## What is expected
Every line containing the word "this" needs to be found and copied.

## Available data
======
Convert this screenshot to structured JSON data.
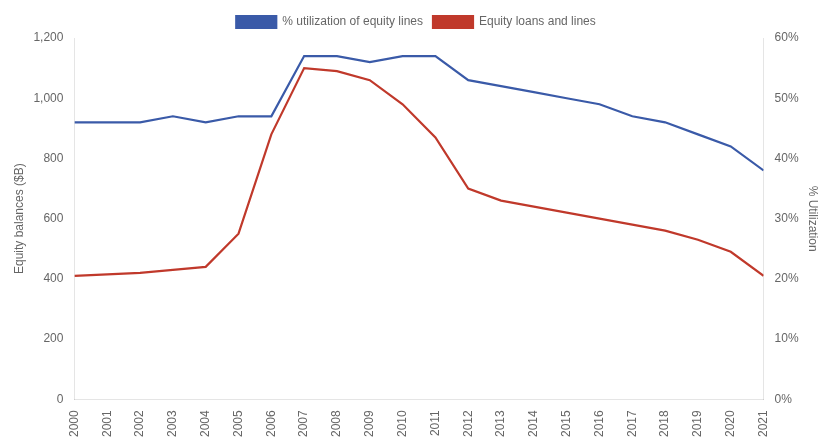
{
  "chart_data": {
    "type": "line",
    "x": [
      2000,
      2001,
      2002,
      2003,
      2004,
      2005,
      2006,
      2007,
      2008,
      2009,
      2010,
      2011,
      2012,
      2013,
      2014,
      2015,
      2016,
      2017,
      2018,
      2019,
      2020,
      2021
    ],
    "series": [
      {
        "name": "% utilization of equity lines",
        "color": "#3a5aa8",
        "axis": "y2",
        "values": [
          46,
          46,
          46,
          47,
          46,
          47,
          47,
          57,
          57,
          56,
          57,
          57,
          53,
          52,
          51,
          50,
          49,
          47,
          46,
          44,
          42,
          38
        ]
      },
      {
        "name": "Equity loans and lines",
        "color": "#c0392b",
        "values": [
          410,
          415,
          420,
          430,
          440,
          550,
          880,
          1100,
          1090,
          1060,
          980,
          870,
          700,
          660,
          640,
          620,
          600,
          580,
          560,
          530,
          490,
          410
        ]
      }
    ],
    "ylabel": "Equity balances ($B)",
    "y2label": "% Utilization",
    "xlim": [
      2000,
      2021
    ],
    "xticks": [
      2000,
      2001,
      2002,
      2003,
      2004,
      2005,
      2006,
      2007,
      2008,
      2009,
      2010,
      2011,
      2012,
      2013,
      2014,
      2015,
      2016,
      2017,
      2018,
      2019,
      2020,
      2021
    ],
    "ylim": [
      0,
      1200
    ],
    "yticks": [
      0,
      200,
      400,
      600,
      800,
      {
        "value": 1000,
        "label": "1,000"
      },
      {
        "value": 1200,
        "label": "1,200"
      }
    ],
    "y2lim": [
      0,
      60
    ],
    "y2ticks": [
      {
        "value": 0,
        "label": "0%"
      },
      {
        "value": 10,
        "label": "10%"
      },
      {
        "value": 20,
        "label": "20%"
      },
      {
        "value": 30,
        "label": "30%"
      },
      {
        "value": 40,
        "label": "40%"
      },
      {
        "value": 50,
        "label": "50%"
      },
      {
        "value": 60,
        "label": "60%"
      }
    ],
    "grid": false,
    "legend": "top"
  }
}
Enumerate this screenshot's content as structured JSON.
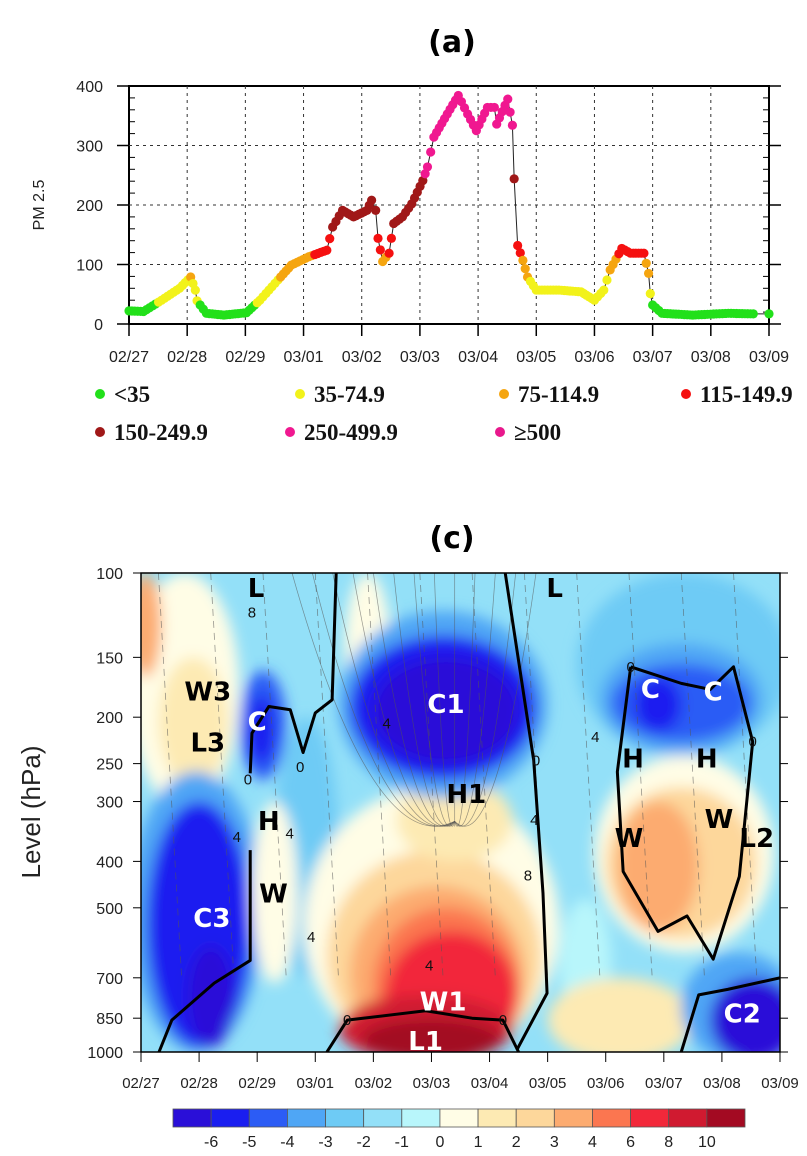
{
  "panel_a": {
    "title": "(a)",
    "chart_data": {
      "type": "scatter",
      "title": "(a)",
      "xlabel": "",
      "ylabel": "PM 2.5",
      "ylim": [
        0,
        400
      ],
      "yticks": [
        0,
        100,
        200,
        300,
        400
      ],
      "ytick_labels": [
        "0",
        "100",
        "200",
        "300",
        "400"
      ],
      "xlim": [
        0,
        11
      ],
      "xtick_labels": [
        "02/27",
        "02/28",
        "02/29",
        "03/01",
        "03/02",
        "03/03",
        "03/04",
        "03/05",
        "03/06",
        "03/07",
        "03/08",
        "03/09"
      ],
      "x_unit": "days since 02/27",
      "grid": true,
      "points": [
        [
          0,
          22
        ],
        [
          0.25,
          21
        ],
        [
          0.56,
          40
        ],
        [
          0.87,
          60
        ],
        [
          1.06,
          79
        ],
        [
          1.14,
          57
        ],
        [
          1.17,
          39
        ],
        [
          1.33,
          18
        ],
        [
          1.63,
          15
        ],
        [
          2.02,
          19
        ],
        [
          2.25,
          40
        ],
        [
          2.56,
          74
        ],
        [
          2.79,
          99
        ],
        [
          3.09,
          113
        ],
        [
          3.4,
          124
        ],
        [
          3.5,
          163
        ],
        [
          3.67,
          191
        ],
        [
          3.86,
          180
        ],
        [
          4.09,
          191
        ],
        [
          4.17,
          208
        ],
        [
          4.24,
          191
        ],
        [
          4.28,
          144
        ],
        [
          4.36,
          105
        ],
        [
          4.47,
          119
        ],
        [
          4.55,
          169
        ],
        [
          4.7,
          180
        ],
        [
          4.86,
          202
        ],
        [
          5.05,
          241
        ],
        [
          5.13,
          264
        ],
        [
          5.24,
          314
        ],
        [
          5.47,
          353
        ],
        [
          5.66,
          384
        ],
        [
          5.82,
          353
        ],
        [
          5.97,
          325
        ],
        [
          6.16,
          364
        ],
        [
          6.28,
          364
        ],
        [
          6.32,
          336
        ],
        [
          6.51,
          378
        ],
        [
          6.59,
          334
        ],
        [
          6.62,
          244
        ],
        [
          6.68,
          132
        ],
        [
          6.77,
          107
        ],
        [
          6.85,
          79
        ],
        [
          7.0,
          57
        ],
        [
          7.39,
          57
        ],
        [
          7.77,
          54
        ],
        [
          8.0,
          40
        ],
        [
          8.16,
          57
        ],
        [
          8.27,
          91
        ],
        [
          8.47,
          127
        ],
        [
          8.62,
          119
        ],
        [
          8.85,
          119
        ],
        [
          8.93,
          85
        ],
        [
          8.96,
          51
        ],
        [
          9.0,
          32
        ],
        [
          9.16,
          18
        ],
        [
          9.69,
          15
        ],
        [
          10.3,
          18
        ],
        [
          10.73,
          17
        ],
        [
          11.0,
          17
        ]
      ],
      "legend": [
        {
          "label": "<35",
          "max": 35,
          "color": "#22e01a"
        },
        {
          "label": "35-74.9",
          "max": 75,
          "color": "#f2f21a"
        },
        {
          "label": "75-114.9",
          "max": 115,
          "color": "#f5a510"
        },
        {
          "label": "115-149.9",
          "max": 150,
          "color": "#f51010"
        },
        {
          "label": "150-249.9",
          "max": 250,
          "color": "#a01818"
        },
        {
          "label": "250-499.9",
          "max": 500,
          "color": "#f01890"
        },
        {
          "label": "≥500",
          "max": 100000,
          "color": "#e8188c"
        }
      ]
    }
  },
  "panel_c": {
    "title": "(c)",
    "chart_data": {
      "type": "heatmap",
      "title": "(c)",
      "ylabel": "Level (hPa)",
      "xlabel": "",
      "xlim": [
        0,
        11
      ],
      "ylim": [
        1000,
        100
      ],
      "yscale": "log",
      "yticks": [
        100,
        150,
        200,
        250,
        300,
        400,
        500,
        700,
        850,
        1000
      ],
      "ytick_labels": [
        "100",
        "150",
        "200",
        "250",
        "300",
        "400",
        "500",
        "700",
        "850",
        "1000"
      ],
      "xtick_labels": [
        "02/27",
        "02/28",
        "02/29",
        "03/01",
        "03/02",
        "03/03",
        "03/04",
        "03/05",
        "03/06",
        "03/07",
        "03/08",
        "03/09"
      ],
      "colorbar": {
        "labels": [
          "-6",
          "-5",
          "-4",
          "-3",
          "-2",
          "-1",
          "0",
          "1",
          "2",
          "3",
          "4",
          "6",
          "8",
          "10"
        ],
        "colors": [
          "#2a0fd8",
          "#1a1ef0",
          "#2c5cf5",
          "#4fa6f5",
          "#6ecbf5",
          "#93e0f8",
          "#b8f6fb",
          "#fffde6",
          "#fdeab3",
          "#fdd79b",
          "#fcab70",
          "#fb7650",
          "#f2283a",
          "#d01a30",
          "#a30a22"
        ]
      },
      "background_bin": 5,
      "regions": [
        {
          "bin": 4,
          "day": [
            7.5,
            11.2
          ],
          "p": [
            100,
            240
          ]
        },
        {
          "bin": 4,
          "day": [
            2.3,
            3.4
          ],
          "p": [
            200,
            700
          ]
        },
        {
          "bin": 7,
          "day": [
            3.5,
            4.3
          ],
          "p": [
            100,
            210
          ]
        },
        {
          "bin": 7,
          "day": [
            -0.2,
            1.7
          ],
          "p": [
            100,
            310
          ]
        },
        {
          "bin": 8,
          "day": [
            0.3,
            1.5
          ],
          "p": [
            150,
            280
          ]
        },
        {
          "bin": 10,
          "day": [
            -0.2,
            0.35
          ],
          "p": [
            100,
            165
          ]
        },
        {
          "bin": 6,
          "day": [
            7.2,
            8.1
          ],
          "p": [
            480,
            900
          ]
        },
        {
          "bin": 3,
          "day": [
            -0.2,
            2.1
          ],
          "p": [
            260,
            1000
          ]
        },
        {
          "bin": 1,
          "day": [
            0.1,
            1.9
          ],
          "p": [
            300,
            980
          ]
        },
        {
          "bin": 0,
          "day": [
            0.8,
            1.6
          ],
          "p": [
            600,
            980
          ]
        },
        {
          "bin": 2,
          "day": [
            1.7,
            2.5
          ],
          "p": [
            160,
            270
          ]
        },
        {
          "bin": 1,
          "day": [
            1.85,
            2.3
          ],
          "p": [
            180,
            250
          ]
        },
        {
          "bin": 7,
          "day": [
            1.9,
            2.7
          ],
          "p": [
            300,
            720
          ]
        },
        {
          "bin": 7,
          "day": [
            2.8,
            7.2
          ],
          "p": [
            280,
            1050
          ]
        },
        {
          "bin": 9,
          "day": [
            3.2,
            6.9
          ],
          "p": [
            380,
            1050
          ]
        },
        {
          "bin": 10,
          "day": [
            3.6,
            6.6
          ],
          "p": [
            450,
            1050
          ]
        },
        {
          "bin": 11,
          "day": [
            4.0,
            6.5
          ],
          "p": [
            500,
            1050
          ]
        },
        {
          "bin": 12,
          "day": [
            4.2,
            6.5
          ],
          "p": [
            560,
            1050
          ]
        },
        {
          "bin": 13,
          "day": [
            3.4,
            6.4
          ],
          "p": [
            760,
            1050
          ]
        },
        {
          "bin": 14,
          "day": [
            3.8,
            6.2
          ],
          "p": [
            850,
            1050
          ]
        },
        {
          "bin": 8,
          "day": [
            4.4,
            6.4
          ],
          "p": [
            270,
            400
          ]
        },
        {
          "bin": 3,
          "day": [
            3.4,
            7.0
          ],
          "p": [
            120,
            295
          ]
        },
        {
          "bin": 1,
          "day": [
            3.6,
            6.8
          ],
          "p": [
            135,
            270
          ]
        },
        {
          "bin": 0,
          "day": [
            4.0,
            6.5
          ],
          "p": [
            150,
            250
          ]
        },
        {
          "bin": 7,
          "day": [
            7.8,
            10.9
          ],
          "p": [
            240,
            620
          ]
        },
        {
          "bin": 9,
          "day": [
            8.0,
            10.6
          ],
          "p": [
            280,
            580
          ]
        },
        {
          "bin": 10,
          "day": [
            8.2,
            9.6
          ],
          "p": [
            300,
            560
          ]
        },
        {
          "bin": 3,
          "day": [
            7.9,
            10.7
          ],
          "p": [
            140,
            240
          ]
        },
        {
          "bin": 2,
          "day": [
            8.1,
            10.5
          ],
          "p": [
            155,
            225
          ]
        },
        {
          "bin": 1,
          "day": [
            8.5,
            9.3
          ],
          "p": [
            165,
            215
          ]
        },
        {
          "bin": 8,
          "day": [
            7.0,
            9.5
          ],
          "p": [
            700,
            1050
          ]
        },
        {
          "bin": 3,
          "day": [
            9.3,
            11.3
          ],
          "p": [
            620,
            1050
          ]
        },
        {
          "bin": 0,
          "day": [
            9.8,
            11.3
          ],
          "p": [
            700,
            1050
          ]
        }
      ],
      "zero_contours": [
        [
          [
            6.27,
            100
          ],
          [
            6.76,
            246
          ],
          [
            6.92,
            466
          ],
          [
            6.99,
            754
          ],
          [
            6.47,
            990
          ]
        ],
        [
          [
            3.36,
            100
          ],
          [
            3.29,
            184
          ],
          [
            3.0,
            196
          ],
          [
            2.79,
            237
          ],
          [
            2.57,
            193
          ],
          [
            2.2,
            190
          ],
          [
            1.91,
            216
          ],
          [
            1.88,
            262
          ]
        ],
        [
          [
            1.88,
            379
          ],
          [
            1.88,
            644
          ],
          [
            1.26,
            718
          ],
          [
            0.53,
            858
          ],
          [
            0.31,
            1000
          ]
        ],
        [
          [
            3.2,
            1000
          ],
          [
            3.55,
            858
          ],
          [
            4.9,
            820
          ],
          [
            5.7,
            850
          ],
          [
            6.23,
            858
          ],
          [
            6.5,
            1000
          ]
        ],
        [
          [
            8.43,
            157
          ],
          [
            8.2,
            260
          ],
          [
            8.3,
            420
          ],
          [
            8.9,
            560
          ],
          [
            9.4,
            520
          ],
          [
            9.85,
            640
          ],
          [
            10.3,
            430
          ],
          [
            10.53,
            225
          ],
          [
            10.2,
            157
          ],
          [
            9.8,
            175
          ],
          [
            9.3,
            170
          ],
          [
            8.43,
            157
          ]
        ],
        [
          [
            9.3,
            1000
          ],
          [
            9.6,
            760
          ],
          [
            10.1,
            740
          ],
          [
            11,
            700
          ]
        ]
      ],
      "contour_labels": [
        {
          "text": "8",
          "day": 1.91,
          "p": 121
        },
        {
          "text": "0",
          "day": 1.84,
          "p": 270
        },
        {
          "text": "0",
          "day": 2.74,
          "p": 254
        },
        {
          "text": "4",
          "day": 1.65,
          "p": 356
        },
        {
          "text": "4",
          "day": 2.56,
          "p": 350
        },
        {
          "text": "4",
          "day": 4.23,
          "p": 206
        },
        {
          "text": "0",
          "day": 6.8,
          "p": 246
        },
        {
          "text": "4",
          "day": 6.77,
          "p": 328
        },
        {
          "text": "8",
          "day": 6.66,
          "p": 428
        },
        {
          "text": "4",
          "day": 2.93,
          "p": 576
        },
        {
          "text": "4",
          "day": 4.96,
          "p": 660
        },
        {
          "text": "0",
          "day": 3.55,
          "p": 858
        },
        {
          "text": "0",
          "day": 6.23,
          "p": 858
        },
        {
          "text": "4",
          "day": 7.82,
          "p": 220
        },
        {
          "text": "0",
          "day": 8.43,
          "p": 157
        },
        {
          "text": "0",
          "day": 10.53,
          "p": 225
        }
      ],
      "annotations": [
        {
          "text": "L",
          "day": 1.98,
          "p": 107,
          "color": "#000000"
        },
        {
          "text": "L",
          "day": 7.12,
          "p": 107,
          "color": "#000000"
        },
        {
          "text": "W3",
          "day": 1.15,
          "p": 176,
          "color": "#000000"
        },
        {
          "text": "L3",
          "day": 1.15,
          "p": 225,
          "color": "#000000"
        },
        {
          "text": "C",
          "day": 2.0,
          "p": 203,
          "color": "#ffffff"
        },
        {
          "text": "C1",
          "day": 5.25,
          "p": 187,
          "color": "#ffffff"
        },
        {
          "text": "H1",
          "day": 5.6,
          "p": 288,
          "color": "#000000"
        },
        {
          "text": "H",
          "day": 2.2,
          "p": 328,
          "color": "#000000"
        },
        {
          "text": "W",
          "day": 2.28,
          "p": 465,
          "color": "#000000"
        },
        {
          "text": "C3",
          "day": 1.22,
          "p": 523,
          "color": "#ffffff"
        },
        {
          "text": "W1",
          "day": 5.2,
          "p": 780,
          "color": "#ffffff"
        },
        {
          "text": "L1",
          "day": 4.9,
          "p": 945,
          "color": "#ffffff"
        },
        {
          "text": "C",
          "day": 8.77,
          "p": 174,
          "color": "#ffffff"
        },
        {
          "text": "C",
          "day": 9.85,
          "p": 176,
          "color": "#ffffff"
        },
        {
          "text": "H",
          "day": 8.47,
          "p": 243,
          "color": "#000000"
        },
        {
          "text": "H",
          "day": 9.74,
          "p": 243,
          "color": "#000000"
        },
        {
          "text": "W",
          "day": 8.4,
          "p": 356,
          "color": "#000000"
        },
        {
          "text": "W",
          "day": 9.95,
          "p": 325,
          "color": "#000000"
        },
        {
          "text": "L2",
          "day": 10.6,
          "p": 356,
          "color": "#000000"
        },
        {
          "text": "C2",
          "day": 10.35,
          "p": 828,
          "color": "#ffffff"
        }
      ]
    }
  }
}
======
## Completed exercise
Convert this screenshot to structured JSON data.
Enumerate this screenshot's content as structured JSON.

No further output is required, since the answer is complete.